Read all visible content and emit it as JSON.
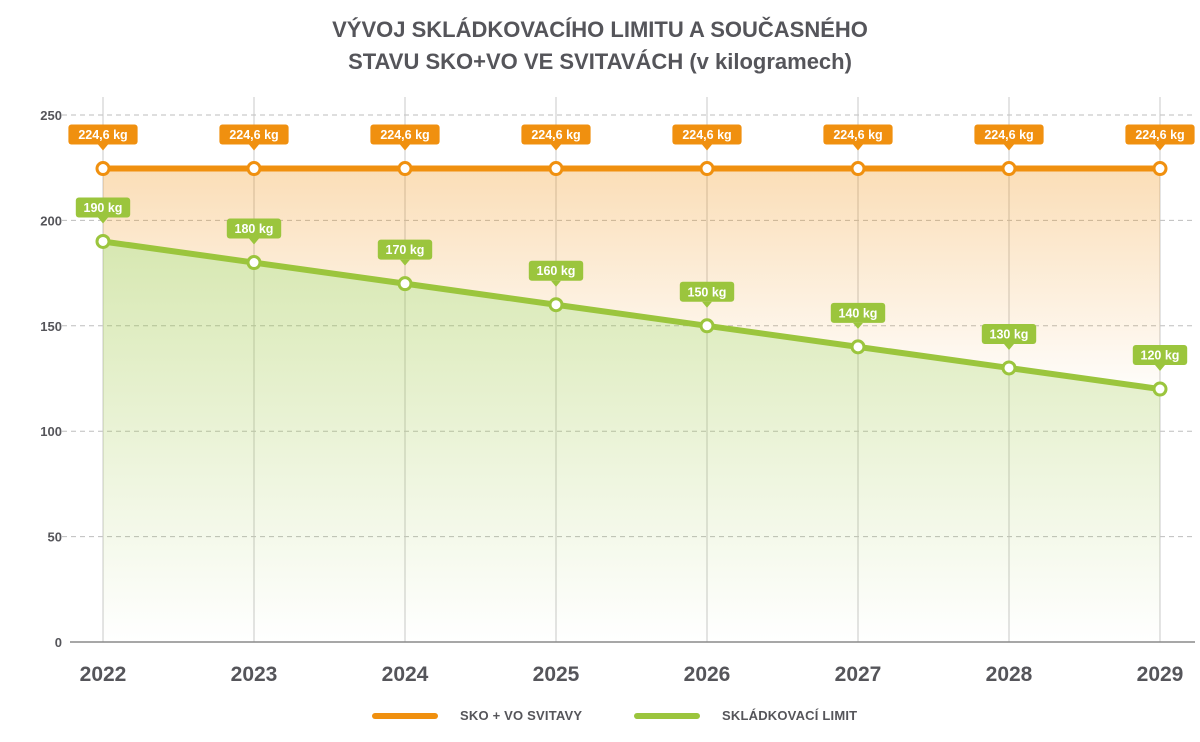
{
  "title": {
    "line1": "VÝVOJ SKLÁDKOVACÍHO LIMITU A SOUČASNÉHO",
    "line2": "STAVU SKO+VO VE SVITAVÁCH (v kilogramech)"
  },
  "colors": {
    "orange": "#f0900f",
    "green": "#9bc53d",
    "grid": "#bdbdbd",
    "text": "#55555a"
  },
  "chart_data": {
    "type": "line",
    "categories": [
      "2022",
      "2023",
      "2024",
      "2025",
      "2026",
      "2027",
      "2028",
      "2029"
    ],
    "ylim": [
      0,
      250
    ],
    "yticks": [
      "0",
      "50",
      "100",
      "150",
      "200",
      "250"
    ],
    "grid": true,
    "legend_position": "bottom",
    "series": [
      {
        "name": "SKO + VO SVITAVY",
        "values": [
          224.6,
          224.6,
          224.6,
          224.6,
          224.6,
          224.6,
          224.6,
          224.6
        ],
        "labels": [
          "224,6 kg",
          "224,6 kg",
          "224,6 kg",
          "224,6 kg",
          "224,6 kg",
          "224,6 kg",
          "224,6 kg",
          "224,6 kg"
        ],
        "color": "#f0900f"
      },
      {
        "name": "SKLÁDKOVACÍ LIMIT",
        "values": [
          190,
          180,
          170,
          160,
          150,
          140,
          130,
          120
        ],
        "labels": [
          "190 kg",
          "180 kg",
          "170 kg",
          "160 kg",
          "150 kg",
          "140 kg",
          "130 kg",
          "120 kg"
        ],
        "color": "#9bc53d"
      }
    ]
  }
}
========================================================================
#### GIVEN EXERCISE:
Retype each entry precisely. Skip images entirely.

#### ANSWER TO THE EXERCISE:
Read all visible content and emit it as JSON.
{
  "title": {
    "line1": "VÝVOJ SKLÁDKOVACÍHO LIMITU A SOUČASNÉHO",
    "line2": "STAVU SKO+VO VE SVITAVÁCH (v kilogramech)"
  },
  "colors": {
    "orange": "#f0900f",
    "green": "#9bc53d",
    "grid": "#bdbdbd",
    "text": "#55555a"
  },
  "chart_data": {
    "type": "line",
    "categories": [
      "2022",
      "2023",
      "2024",
      "2025",
      "2026",
      "2027",
      "2028",
      "2029"
    ],
    "ylim": [
      0,
      250
    ],
    "yticks": [
      "0",
      "50",
      "100",
      "150",
      "200",
      "250"
    ],
    "grid": true,
    "legend_position": "bottom",
    "series": [
      {
        "name": "SKO + VO SVITAVY",
        "values": [
          224.6,
          224.6,
          224.6,
          224.6,
          224.6,
          224.6,
          224.6,
          224.6
        ],
        "labels": [
          "224,6 kg",
          "224,6 kg",
          "224,6 kg",
          "224,6 kg",
          "224,6 kg",
          "224,6 kg",
          "224,6 kg",
          "224,6 kg"
        ],
        "color": "#f0900f"
      },
      {
        "name": "SKLÁDKOVACÍ LIMIT",
        "values": [
          190,
          180,
          170,
          160,
          150,
          140,
          130,
          120
        ],
        "labels": [
          "190 kg",
          "180 kg",
          "170 kg",
          "160 kg",
          "150 kg",
          "140 kg",
          "130 kg",
          "120 kg"
        ],
        "color": "#9bc53d"
      }
    ]
  }
}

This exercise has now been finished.